- EXERCISE AIM
Set out every line bearing the string "Gestaltungsbereich".

- TASK MATERIAL
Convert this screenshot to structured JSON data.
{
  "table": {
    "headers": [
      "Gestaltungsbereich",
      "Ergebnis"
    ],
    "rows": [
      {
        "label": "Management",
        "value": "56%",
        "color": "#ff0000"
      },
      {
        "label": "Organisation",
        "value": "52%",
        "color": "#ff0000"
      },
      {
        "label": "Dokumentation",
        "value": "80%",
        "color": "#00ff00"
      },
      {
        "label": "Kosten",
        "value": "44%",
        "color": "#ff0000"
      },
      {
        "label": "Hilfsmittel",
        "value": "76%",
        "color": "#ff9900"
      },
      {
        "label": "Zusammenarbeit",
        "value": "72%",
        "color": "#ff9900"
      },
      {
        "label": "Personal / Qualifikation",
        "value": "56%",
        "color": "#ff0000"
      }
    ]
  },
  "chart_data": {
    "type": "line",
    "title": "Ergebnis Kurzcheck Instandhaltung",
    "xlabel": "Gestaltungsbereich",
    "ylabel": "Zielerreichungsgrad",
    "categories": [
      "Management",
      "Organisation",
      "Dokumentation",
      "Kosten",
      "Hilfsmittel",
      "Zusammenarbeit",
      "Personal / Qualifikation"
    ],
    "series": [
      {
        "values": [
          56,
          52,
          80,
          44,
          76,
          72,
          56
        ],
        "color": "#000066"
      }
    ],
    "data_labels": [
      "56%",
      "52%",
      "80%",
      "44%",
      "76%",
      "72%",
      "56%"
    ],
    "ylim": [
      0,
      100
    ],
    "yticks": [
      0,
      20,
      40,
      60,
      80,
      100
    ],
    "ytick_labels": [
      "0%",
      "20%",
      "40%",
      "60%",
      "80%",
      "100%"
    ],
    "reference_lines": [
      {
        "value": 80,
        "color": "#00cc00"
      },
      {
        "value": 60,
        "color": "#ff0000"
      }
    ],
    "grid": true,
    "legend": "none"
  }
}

- RESPONSE
      "Gestaltungsbereich",
    "xlabel": "Gestaltungsbereich",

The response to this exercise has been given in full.